Problem requirements :: Search the data for the word "title". Reproduce every line where it is found.

Extracted data ::
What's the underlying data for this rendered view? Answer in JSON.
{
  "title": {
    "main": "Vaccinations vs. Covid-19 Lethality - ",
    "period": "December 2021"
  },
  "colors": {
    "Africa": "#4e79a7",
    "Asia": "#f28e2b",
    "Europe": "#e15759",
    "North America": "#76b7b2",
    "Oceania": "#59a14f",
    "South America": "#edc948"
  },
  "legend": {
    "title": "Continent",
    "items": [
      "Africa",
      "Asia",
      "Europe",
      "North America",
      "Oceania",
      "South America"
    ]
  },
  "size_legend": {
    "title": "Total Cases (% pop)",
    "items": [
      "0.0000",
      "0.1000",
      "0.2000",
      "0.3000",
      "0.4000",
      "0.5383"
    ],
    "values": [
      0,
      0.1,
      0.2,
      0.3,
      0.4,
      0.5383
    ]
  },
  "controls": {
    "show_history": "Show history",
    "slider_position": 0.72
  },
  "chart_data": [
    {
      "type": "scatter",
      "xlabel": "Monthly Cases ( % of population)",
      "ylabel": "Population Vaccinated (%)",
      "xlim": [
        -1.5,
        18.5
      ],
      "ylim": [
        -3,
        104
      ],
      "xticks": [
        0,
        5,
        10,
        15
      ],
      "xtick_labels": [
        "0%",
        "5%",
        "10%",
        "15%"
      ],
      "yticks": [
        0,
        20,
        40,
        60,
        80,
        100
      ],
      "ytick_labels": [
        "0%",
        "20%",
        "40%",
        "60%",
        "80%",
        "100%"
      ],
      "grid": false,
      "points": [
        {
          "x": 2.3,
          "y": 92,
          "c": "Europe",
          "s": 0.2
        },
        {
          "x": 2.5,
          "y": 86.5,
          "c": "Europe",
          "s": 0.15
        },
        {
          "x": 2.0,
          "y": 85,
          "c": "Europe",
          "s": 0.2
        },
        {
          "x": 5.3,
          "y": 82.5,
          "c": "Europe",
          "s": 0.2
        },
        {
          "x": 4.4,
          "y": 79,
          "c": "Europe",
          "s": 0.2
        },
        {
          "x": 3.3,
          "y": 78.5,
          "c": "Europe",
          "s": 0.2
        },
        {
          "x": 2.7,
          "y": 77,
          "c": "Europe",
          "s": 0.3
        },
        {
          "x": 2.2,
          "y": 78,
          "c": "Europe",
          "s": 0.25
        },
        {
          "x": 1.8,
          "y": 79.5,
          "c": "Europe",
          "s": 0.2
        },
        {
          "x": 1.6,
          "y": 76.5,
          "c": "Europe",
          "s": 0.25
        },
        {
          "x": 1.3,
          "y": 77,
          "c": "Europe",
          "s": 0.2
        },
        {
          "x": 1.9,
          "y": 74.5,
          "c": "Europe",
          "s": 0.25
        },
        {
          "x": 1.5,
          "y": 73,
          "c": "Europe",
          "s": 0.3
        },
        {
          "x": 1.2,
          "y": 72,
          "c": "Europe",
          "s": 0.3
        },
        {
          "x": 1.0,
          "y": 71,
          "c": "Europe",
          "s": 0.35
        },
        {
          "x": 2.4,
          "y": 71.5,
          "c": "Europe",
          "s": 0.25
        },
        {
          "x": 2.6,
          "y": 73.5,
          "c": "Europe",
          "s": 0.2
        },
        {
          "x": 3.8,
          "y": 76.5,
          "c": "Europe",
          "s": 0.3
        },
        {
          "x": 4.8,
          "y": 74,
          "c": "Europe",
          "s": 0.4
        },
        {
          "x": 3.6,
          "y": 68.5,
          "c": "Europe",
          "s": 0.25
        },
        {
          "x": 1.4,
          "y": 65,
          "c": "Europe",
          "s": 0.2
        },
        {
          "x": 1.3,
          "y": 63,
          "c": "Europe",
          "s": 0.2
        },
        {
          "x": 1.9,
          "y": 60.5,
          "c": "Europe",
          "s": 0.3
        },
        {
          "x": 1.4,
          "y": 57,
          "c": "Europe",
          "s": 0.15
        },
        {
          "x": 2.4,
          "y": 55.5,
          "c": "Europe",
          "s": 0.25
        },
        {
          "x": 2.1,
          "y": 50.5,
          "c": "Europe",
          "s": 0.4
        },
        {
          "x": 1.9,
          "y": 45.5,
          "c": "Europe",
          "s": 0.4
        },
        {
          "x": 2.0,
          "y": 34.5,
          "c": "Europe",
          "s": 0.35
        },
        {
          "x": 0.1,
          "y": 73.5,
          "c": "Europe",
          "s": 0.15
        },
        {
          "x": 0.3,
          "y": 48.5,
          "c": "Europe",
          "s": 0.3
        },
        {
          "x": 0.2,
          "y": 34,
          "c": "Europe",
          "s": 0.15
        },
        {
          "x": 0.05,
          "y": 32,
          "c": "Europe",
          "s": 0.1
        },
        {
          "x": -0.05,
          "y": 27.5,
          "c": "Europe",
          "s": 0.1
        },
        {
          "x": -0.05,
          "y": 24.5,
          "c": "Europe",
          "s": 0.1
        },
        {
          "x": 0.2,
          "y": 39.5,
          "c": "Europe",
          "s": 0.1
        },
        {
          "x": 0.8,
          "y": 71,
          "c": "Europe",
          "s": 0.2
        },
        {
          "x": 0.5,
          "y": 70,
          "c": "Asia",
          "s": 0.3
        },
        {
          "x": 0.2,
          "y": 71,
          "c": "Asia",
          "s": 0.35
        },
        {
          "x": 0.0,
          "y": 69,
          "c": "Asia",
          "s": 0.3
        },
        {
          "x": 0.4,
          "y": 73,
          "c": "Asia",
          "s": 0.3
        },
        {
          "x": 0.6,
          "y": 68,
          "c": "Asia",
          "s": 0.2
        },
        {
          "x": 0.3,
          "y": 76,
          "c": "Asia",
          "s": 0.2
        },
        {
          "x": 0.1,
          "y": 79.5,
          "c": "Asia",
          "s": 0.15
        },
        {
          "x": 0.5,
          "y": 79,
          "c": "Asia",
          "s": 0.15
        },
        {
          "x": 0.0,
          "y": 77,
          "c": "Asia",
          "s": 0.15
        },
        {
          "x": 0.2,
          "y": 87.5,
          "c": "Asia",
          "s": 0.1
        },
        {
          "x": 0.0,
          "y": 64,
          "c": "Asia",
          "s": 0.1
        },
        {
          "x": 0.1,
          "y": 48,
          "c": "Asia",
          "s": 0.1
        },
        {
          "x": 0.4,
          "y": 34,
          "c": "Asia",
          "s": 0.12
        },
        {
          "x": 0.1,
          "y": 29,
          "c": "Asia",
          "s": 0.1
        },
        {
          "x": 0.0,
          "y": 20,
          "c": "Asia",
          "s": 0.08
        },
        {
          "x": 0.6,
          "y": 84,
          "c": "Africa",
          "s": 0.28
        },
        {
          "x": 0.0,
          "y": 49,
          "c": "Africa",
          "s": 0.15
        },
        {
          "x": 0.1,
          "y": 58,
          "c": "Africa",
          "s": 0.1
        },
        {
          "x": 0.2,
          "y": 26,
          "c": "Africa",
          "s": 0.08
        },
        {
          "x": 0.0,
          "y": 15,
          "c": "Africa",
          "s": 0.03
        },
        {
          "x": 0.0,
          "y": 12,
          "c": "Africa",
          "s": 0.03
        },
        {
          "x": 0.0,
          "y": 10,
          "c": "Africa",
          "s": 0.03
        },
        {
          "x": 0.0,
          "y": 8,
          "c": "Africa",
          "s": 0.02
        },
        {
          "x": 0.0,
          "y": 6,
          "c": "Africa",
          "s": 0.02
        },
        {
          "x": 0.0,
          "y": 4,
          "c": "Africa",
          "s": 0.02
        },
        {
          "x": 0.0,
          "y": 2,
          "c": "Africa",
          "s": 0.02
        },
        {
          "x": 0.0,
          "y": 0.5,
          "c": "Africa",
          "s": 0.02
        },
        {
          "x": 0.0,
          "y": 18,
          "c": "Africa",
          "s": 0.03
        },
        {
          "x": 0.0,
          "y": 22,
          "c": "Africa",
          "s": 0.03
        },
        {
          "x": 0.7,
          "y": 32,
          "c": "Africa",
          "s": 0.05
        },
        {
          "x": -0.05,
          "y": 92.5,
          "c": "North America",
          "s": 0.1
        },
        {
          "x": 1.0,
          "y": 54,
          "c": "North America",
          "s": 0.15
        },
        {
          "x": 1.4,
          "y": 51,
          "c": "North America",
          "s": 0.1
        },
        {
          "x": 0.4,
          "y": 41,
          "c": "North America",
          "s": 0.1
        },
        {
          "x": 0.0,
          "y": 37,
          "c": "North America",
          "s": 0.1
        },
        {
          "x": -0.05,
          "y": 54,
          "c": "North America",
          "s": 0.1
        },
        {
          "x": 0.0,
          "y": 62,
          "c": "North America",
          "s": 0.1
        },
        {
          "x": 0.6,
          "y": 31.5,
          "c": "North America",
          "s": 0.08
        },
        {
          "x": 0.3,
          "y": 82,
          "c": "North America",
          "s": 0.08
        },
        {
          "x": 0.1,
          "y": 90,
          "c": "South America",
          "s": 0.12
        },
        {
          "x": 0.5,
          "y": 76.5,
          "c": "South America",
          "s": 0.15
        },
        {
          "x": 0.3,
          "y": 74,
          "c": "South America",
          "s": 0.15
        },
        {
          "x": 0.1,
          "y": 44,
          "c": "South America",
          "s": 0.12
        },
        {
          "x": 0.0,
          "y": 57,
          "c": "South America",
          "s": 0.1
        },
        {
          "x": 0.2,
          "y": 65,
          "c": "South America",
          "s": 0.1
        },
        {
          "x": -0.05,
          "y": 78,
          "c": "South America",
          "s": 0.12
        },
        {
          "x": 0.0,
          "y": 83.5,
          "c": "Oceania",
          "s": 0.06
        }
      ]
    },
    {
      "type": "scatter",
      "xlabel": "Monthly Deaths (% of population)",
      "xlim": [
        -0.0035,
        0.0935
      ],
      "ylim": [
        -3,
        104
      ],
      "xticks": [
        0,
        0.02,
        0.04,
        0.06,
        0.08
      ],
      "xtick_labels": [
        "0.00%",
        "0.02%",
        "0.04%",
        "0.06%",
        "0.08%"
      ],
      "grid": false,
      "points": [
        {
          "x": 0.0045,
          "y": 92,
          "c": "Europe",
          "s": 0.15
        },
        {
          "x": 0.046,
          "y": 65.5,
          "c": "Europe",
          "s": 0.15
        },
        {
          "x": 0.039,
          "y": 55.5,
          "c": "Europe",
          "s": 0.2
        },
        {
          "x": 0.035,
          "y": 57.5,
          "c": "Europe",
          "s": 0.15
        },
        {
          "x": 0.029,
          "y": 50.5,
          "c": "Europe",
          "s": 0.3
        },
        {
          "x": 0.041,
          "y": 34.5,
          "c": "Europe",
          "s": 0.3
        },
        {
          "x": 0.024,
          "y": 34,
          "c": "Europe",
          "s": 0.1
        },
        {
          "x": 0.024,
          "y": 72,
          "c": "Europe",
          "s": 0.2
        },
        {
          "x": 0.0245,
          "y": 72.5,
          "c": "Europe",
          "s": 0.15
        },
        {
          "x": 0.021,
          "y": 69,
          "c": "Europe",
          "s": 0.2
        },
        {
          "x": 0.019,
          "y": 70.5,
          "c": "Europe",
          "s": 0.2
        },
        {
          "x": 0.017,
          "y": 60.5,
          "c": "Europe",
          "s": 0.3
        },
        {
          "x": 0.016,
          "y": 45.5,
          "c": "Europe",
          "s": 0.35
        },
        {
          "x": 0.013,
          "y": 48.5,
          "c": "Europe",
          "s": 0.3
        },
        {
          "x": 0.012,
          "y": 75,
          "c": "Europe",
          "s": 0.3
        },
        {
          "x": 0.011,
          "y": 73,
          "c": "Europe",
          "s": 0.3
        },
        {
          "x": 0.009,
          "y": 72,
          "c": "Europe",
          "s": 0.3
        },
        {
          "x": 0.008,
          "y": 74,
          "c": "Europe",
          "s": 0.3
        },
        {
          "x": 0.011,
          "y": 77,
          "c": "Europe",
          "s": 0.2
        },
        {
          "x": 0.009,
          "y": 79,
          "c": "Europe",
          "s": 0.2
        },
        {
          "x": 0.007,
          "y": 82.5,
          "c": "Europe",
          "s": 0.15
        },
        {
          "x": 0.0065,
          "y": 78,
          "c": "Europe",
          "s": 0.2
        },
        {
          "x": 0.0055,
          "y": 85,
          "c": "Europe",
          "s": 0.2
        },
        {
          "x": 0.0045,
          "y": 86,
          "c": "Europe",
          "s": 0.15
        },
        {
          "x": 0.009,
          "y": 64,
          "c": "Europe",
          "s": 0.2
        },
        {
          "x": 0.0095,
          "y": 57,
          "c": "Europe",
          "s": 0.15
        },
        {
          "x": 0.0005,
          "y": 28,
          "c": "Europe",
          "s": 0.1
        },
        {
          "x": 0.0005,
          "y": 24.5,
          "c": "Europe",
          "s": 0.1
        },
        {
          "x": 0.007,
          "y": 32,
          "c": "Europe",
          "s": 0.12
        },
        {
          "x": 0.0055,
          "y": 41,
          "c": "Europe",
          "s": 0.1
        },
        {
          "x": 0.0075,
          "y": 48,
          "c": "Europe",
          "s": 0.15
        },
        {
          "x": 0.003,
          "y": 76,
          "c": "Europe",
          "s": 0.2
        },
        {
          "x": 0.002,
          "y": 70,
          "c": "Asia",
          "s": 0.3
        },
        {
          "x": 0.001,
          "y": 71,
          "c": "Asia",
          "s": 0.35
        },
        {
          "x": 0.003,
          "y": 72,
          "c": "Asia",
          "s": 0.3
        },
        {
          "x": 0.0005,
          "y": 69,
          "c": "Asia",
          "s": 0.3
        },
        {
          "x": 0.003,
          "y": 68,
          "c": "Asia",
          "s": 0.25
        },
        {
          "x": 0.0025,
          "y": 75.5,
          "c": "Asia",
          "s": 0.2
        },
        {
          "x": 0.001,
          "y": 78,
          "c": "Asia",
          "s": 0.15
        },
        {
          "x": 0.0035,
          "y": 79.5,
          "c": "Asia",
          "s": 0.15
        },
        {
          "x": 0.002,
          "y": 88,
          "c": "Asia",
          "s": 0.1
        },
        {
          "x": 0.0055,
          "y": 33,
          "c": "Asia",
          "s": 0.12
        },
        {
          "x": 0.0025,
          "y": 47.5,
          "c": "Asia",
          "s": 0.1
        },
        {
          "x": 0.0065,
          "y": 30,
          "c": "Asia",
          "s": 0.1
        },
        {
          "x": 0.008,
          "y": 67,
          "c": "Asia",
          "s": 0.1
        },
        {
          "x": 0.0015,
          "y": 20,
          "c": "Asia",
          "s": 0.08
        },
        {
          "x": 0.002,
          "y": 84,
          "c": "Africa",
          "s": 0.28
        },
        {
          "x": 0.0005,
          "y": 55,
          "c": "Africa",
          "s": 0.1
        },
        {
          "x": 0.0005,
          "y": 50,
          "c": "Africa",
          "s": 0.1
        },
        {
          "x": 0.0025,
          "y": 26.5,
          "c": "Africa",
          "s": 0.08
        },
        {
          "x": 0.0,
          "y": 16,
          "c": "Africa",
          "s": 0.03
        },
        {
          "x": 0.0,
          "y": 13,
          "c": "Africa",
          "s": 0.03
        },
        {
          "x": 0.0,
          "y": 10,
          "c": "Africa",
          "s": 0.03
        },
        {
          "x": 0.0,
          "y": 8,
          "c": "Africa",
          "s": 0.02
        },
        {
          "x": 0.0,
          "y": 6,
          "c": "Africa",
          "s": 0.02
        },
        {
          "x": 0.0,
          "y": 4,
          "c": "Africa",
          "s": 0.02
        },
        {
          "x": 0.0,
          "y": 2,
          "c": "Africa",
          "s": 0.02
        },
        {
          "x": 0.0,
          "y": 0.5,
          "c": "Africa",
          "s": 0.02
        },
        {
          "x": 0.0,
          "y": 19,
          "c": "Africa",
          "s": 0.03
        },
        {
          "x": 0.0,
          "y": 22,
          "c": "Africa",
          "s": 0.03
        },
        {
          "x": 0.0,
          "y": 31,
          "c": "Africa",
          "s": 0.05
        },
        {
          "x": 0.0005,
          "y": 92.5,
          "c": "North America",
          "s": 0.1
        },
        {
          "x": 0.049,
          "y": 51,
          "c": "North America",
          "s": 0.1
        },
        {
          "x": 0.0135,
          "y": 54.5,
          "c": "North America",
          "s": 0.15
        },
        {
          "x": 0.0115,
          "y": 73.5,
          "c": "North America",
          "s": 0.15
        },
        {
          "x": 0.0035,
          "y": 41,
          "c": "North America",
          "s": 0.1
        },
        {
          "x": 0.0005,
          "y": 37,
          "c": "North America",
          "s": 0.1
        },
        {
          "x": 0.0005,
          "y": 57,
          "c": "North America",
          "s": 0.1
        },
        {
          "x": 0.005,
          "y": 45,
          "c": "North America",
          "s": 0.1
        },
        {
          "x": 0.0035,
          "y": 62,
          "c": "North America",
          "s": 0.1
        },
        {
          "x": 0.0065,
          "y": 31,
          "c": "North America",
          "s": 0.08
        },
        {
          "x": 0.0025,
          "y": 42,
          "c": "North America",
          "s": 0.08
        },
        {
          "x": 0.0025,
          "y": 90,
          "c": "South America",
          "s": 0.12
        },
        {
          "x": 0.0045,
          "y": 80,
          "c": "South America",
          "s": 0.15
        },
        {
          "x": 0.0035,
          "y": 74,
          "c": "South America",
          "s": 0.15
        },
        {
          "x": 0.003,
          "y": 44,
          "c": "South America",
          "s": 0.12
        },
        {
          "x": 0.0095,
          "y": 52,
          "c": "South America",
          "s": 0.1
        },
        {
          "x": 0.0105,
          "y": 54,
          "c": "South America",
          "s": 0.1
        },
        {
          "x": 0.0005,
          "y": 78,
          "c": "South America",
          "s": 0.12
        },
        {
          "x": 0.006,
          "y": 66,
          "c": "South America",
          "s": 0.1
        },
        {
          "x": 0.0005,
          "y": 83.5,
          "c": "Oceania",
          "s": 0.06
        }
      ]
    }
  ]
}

Complete output ::
  "title": {
    "title": "Continent",
    "title": "Total Cases (% pop)",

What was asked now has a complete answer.